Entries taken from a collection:
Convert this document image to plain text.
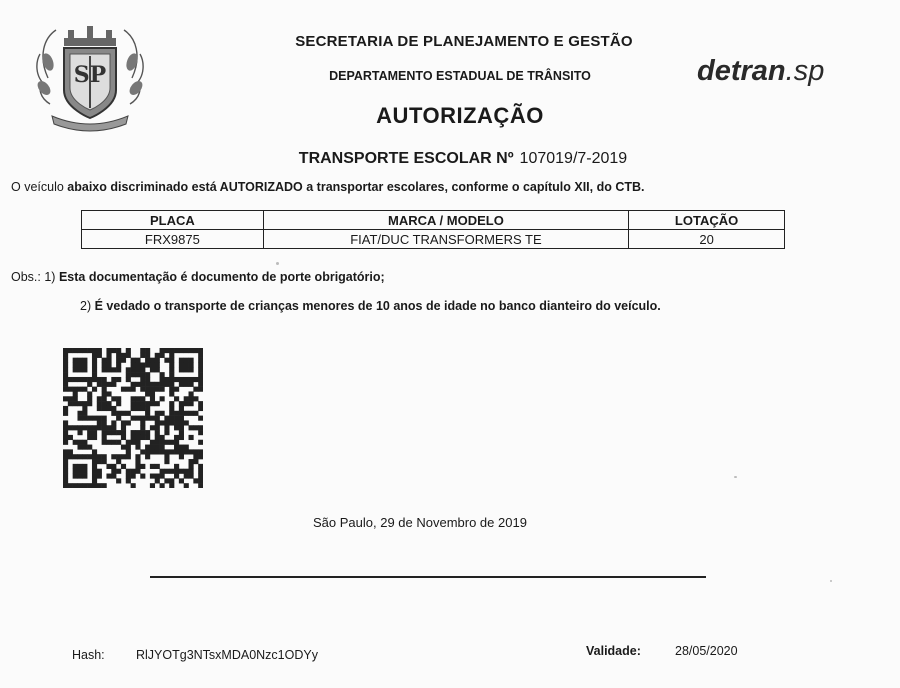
SP
SECRETARIA DE PLANEJAMENTO E GESTÃO
DEPARTAMENTO ESTADUAL DE TRÂNSITO
AUTORIZAÇÃO
detran.sp
TRANSPORTE ESCOLAR Nº 107019/7-2019
O veículo abaixo discriminado está AUTORIZADO a transportar escolares, conforme o capítulo XII, do CTB.
PLACA	MARCA / MODELO	LOTAÇÃO
FRX9875	FIAT/DUC TRANSFORMERS TE	20
Obs.: 1) Esta documentação é documento de porte obrigatório;
2) É vedado o transporte de crianças menores de 10 anos de idade no banco dianteiro do veículo.
São Paulo, 29 de Novembro de 2019
Hash:	RlJYOTg3NTsxMDA0Nzc1ODYy	Validade:	28/05/2020
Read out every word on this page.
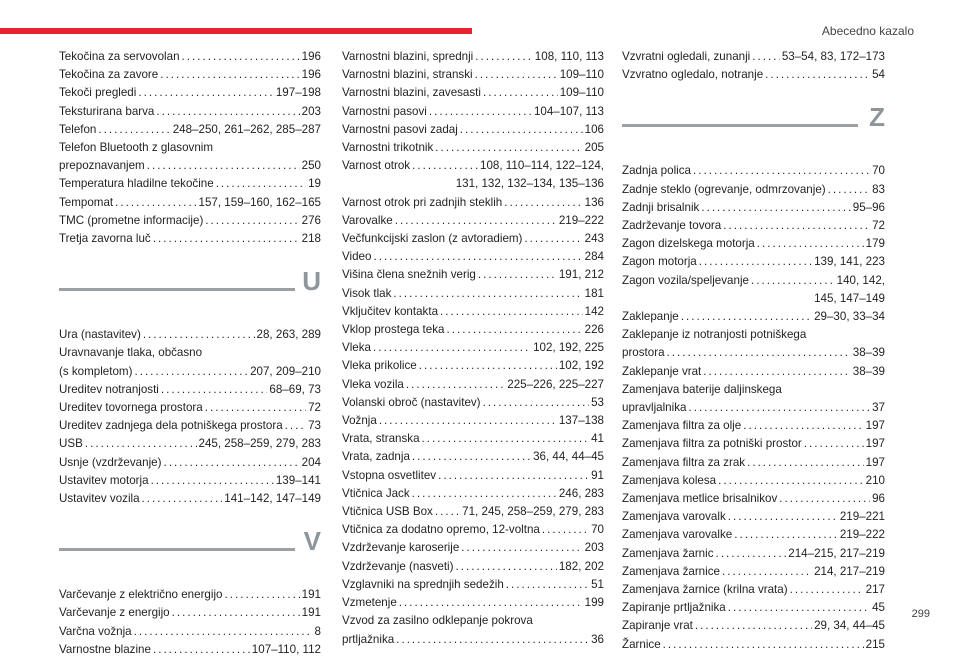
Abecedno kazalo
Tekočina za servovolan . . .	196
Tekočina za zavore . . .	196
Tekoči pregledi . . .	197–198
Teksturirana barva . . .	203
Telefon . . .	248–250, 261–262, 285–287
Telefon Bluetooth z glasovnim
prepoznavanjem . . .	250
Temperatura hladilne tekočine . . .	19
Tempomat . . .	157, 159–160, 162–165
TMC (prometne informacije) . . .	276
Tretja zavorna luč . . .	218
U
Ura (nastavitev) . . .	28, 263, 289
Uravnavanje tlaka, občasno
(s kompletom) . . .	207, 209–210
Ureditev notranjosti . . .	68–69, 73
Ureditev tovornega prostora . . .	72
Ureditev zadnjega dela potniškega prostora . . . 73
USB . . .	245, 258–259, 279, 283
Usnje (vzdrževanje) . . .	204
Ustavitev motorja . . .	139–141
Ustavitev vozila . . .	141–142, 147–149
V
Varčevanje z električno energijo . . .	191
Varčevanje z energijo . . .	191
Varčna vožnja . . .	8
Varnostne blazine . . .	107–110, 112
Varnostni blazini, sprednji . . .	108, 110, 113
Varnostni blazini, stranski . . .	109–110
Varnostni blazini, zavesasti . . .	109–110
Varnostni pasovi . . .	104–107, 113
Varnostni pasovi zadaj . . .	106
Varnostni trikotnik . . .	205
Varnost otrok . . .	108, 110–114, 122–124,
131, 132, 132–134, 135–136
Varnost otrok pri zadnjih steklih . . .	136
Varovalke . . .	219–222
Večfunkcijski zaslon (z avtoradiem) . . .	243
Video . . .	284
Višina člena snežnih verig . . .	191, 212
Visok tlak . . .	181
Vključitev kontakta . . .	142
Vklop prostega teka . . .	226
Vleka . . .	102, 192, 225
Vleka prikolice . . .	102, 192
Vleka vozila . . .	225–226, 225–227
Volanski obroč (nastavitev) . . .	53
Vožnja . . .	137–138
Vrata, stranska . . .	41
Vrata, zadnja . . .	36, 44, 44–45
Vstopna osvetlitev . . .	91
Vtičnica Jack . . .	246, 283
Vtičnica USB Box . . .	71, 245, 258–259, 279, 283
Vtičnica za dodatno opremo, 12-voltna . . .	70
Vzdrževanje karoserije . . .	203
Vzdrževanje (nasveti) . . .	182, 202
Vzglavniki na sprednjih sedežih . . .	51
Vzmetenje . . .	199
Vzvod za zasilno odklepanje pokrova
prtljažnika . . .	36
Vzvratni ogledali, zunanji . . .	53–54, 83, 172–173
Vzvratno ogledalo, notranje . . .	54
Z
Zadnja polica . . .	70
Zadnje steklo (ogrevanje, odmrzovanje) . . .	83
Zadnji brisalnik . . .	95–96
Zadrževanje tovora . . .	72
Zagon dizelskega motorja . . .	179
Zagon motorja . . .	139, 141, 223
Zagon vozila/speljevanje . . .	140, 142,
145, 147–149
Zaklepanje . . .	29–30, 33–34
Zaklepanje iz notranjosti potniškega
prostora . . .	38–39
Zaklepanje vrat . . .	38–39
Zamenjava baterije daljinskega
upravljalnika . . .	37
Zamenjava filtra za olje . . .	197
Zamenjava filtra za potniški prostor . . .	197
Zamenjava filtra za zrak . . .	197
Zamenjava kolesa . . .	210
Zamenjava metlice brisalnikov . . .	96
Zamenjava varovalk . . .	219–221
Zamenjava varovalke . . .	219–222
Zamenjava žarnic . . .	214–215, 217–219
Zamenjava žarnice . . .	214, 217–219
Zamenjava žarnice (krilna vrata) . . .	217
Zapiranje prtljažnika . . .	45
Zapiranje vrat . . .	29, 34, 44–45
Žarnice . . .	215
299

• **Problem to solve**: In your copy, leave out the pictures and reproduce the material above exactly.

• **Output**:
Convert this document image to plain text.
SP
SECRETARIA DE PLANEJAMENTO E GESTÃO
DEPARTAMENTO ESTADUAL DE TRÂNSITO
AUTORIZAÇÃO
detran.sp
TRANSPORTE ESCOLAR Nº 107019/7-2019
O veículo abaixo discriminado está AUTORIZADO a transportar escolares, conforme o capítulo XII, do CTB.
PLACA	MARCA / MODELO	LOTAÇÃO
FRX9875	FIAT/DUC TRANSFORMERS TE	20
Obs.: 1) Esta documentação é documento de porte obrigatório;
2) É vedado o transporte de crianças menores de 10 anos de idade no banco dianteiro do veículo.
São Paulo, 29 de Novembro de 2019
Hash:	RlJYOTg3NTsxMDA0Nzc1ODYy	Validade:	28/05/2020
Read out every word on this page.
Abecedno kazalo
Tekočina za servovolan . . .	196
Tekočina za zavore . . .	196
Tekoči pregledi . . .	197–198
Teksturirana barva . . .	203
Telefon . . .	248–250, 261–262, 285–287
Telefon Bluetooth z glasovnim
prepoznavanjem . . .	250
Temperatura hladilne tekočine . . .	19
Tempomat . . .	157, 159–160, 162–165
TMC (prometne informacije) . . .	276
Tretja zavorna luč . . .	218
U
Ura (nastavitev) . . .	28, 263, 289
Uravnavanje tlaka, občasno
(s kompletom) . . .	207, 209–210
Ureditev notranjosti . . .	68–69, 73
Ureditev tovornega prostora . . .	72
Ureditev zadnjega dela potniškega prostora . . . 73
USB . . .	245, 258–259, 279, 283
Usnje (vzdrževanje) . . .	204
Ustavitev motorja . . .	139–141
Ustavitev vozila . . .	141–142, 147–149
V
Varčevanje z električno energijo . . .	191
Varčevanje z energijo . . .	191
Varčna vožnja . . .	8
Varnostne blazine . . .	107–110, 112
Varnostni blazini, sprednji . . .	108, 110, 113
Varnostni blazini, stranski . . .	109–110
Varnostni blazini, zavesasti . . .	109–110
Varnostni pasovi . . .	104–107, 113
Varnostni pasovi zadaj . . .	106
Varnostni trikotnik . . .	205
Varnost otrok . . .	108, 110–114, 122–124,
131, 132, 132–134, 135–136
Varnost otrok pri zadnjih steklih . . .	136
Varovalke . . .	219–222
Večfunkcijski zaslon (z avtoradiem) . . .	243
Video . . .	284
Višina člena snežnih verig . . .	191, 212
Visok tlak . . .	181
Vključitev kontakta . . .	142
Vklop prostega teka . . .	226
Vleka . . .	102, 192, 225
Vleka prikolice . . .	102, 192
Vleka vozila . . .	225–226, 225–227
Volanski obroč (nastavitev) . . .	53
Vožnja . . .	137–138
Vrata, stranska . . .	41
Vrata, zadnja . . .	36, 44, 44–45
Vstopna osvetlitev . . .	91
Vtičnica Jack . . .	246, 283
Vtičnica USB Box . . .	71, 245, 258–259, 279, 283
Vtičnica za dodatno opremo, 12-voltna . . .	70
Vzdrževanje karoserije . . .	203
Vzdrževanje (nasveti) . . .	182, 202
Vzglavniki na sprednjih sedežih . . .	51
Vzmetenje . . .	199
Vzvod za zasilno odklepanje pokrova
prtljažnika . . .	36
Vzvratni ogledali, zunanji . . .	53–54, 83, 172–173
Vzvratno ogledalo, notranje . . .	54
Z
Zadnja polica . . .	70
Zadnje steklo (ogrevanje, odmrzovanje) . . .	83
Zadnji brisalnik . . .	95–96
Zadrževanje tovora . . .	72
Zagon dizelskega motorja . . .	179
Zagon motorja . . .	139, 141, 223
Zagon vozila/speljevanje . . .	140, 142,
145, 147–149
Zaklepanje . . .	29–30, 33–34
Zaklepanje iz notranjosti potniškega
prostora . . .	38–39
Zaklepanje vrat . . .	38–39
Zamenjava baterije daljinskega
upravljalnika . . .	37
Zamenjava filtra za olje . . .	197
Zamenjava filtra za potniški prostor . . .	197
Zamenjava filtra za zrak . . .	197
Zamenjava kolesa . . .	210
Zamenjava metlice brisalnikov . . .	96
Zamenjava varovalk . . .	219–221
Zamenjava varovalke . . .	219–222
Zamenjava žarnic . . .	214–215, 217–219
Zamenjava žarnice . . .	214, 217–219
Zamenjava žarnice (krilna vrata) . . .	217
Zapiranje prtljažnika . . .	45
Zapiranje vrat . . .	29, 34, 44–45
Žarnice . . .	215
299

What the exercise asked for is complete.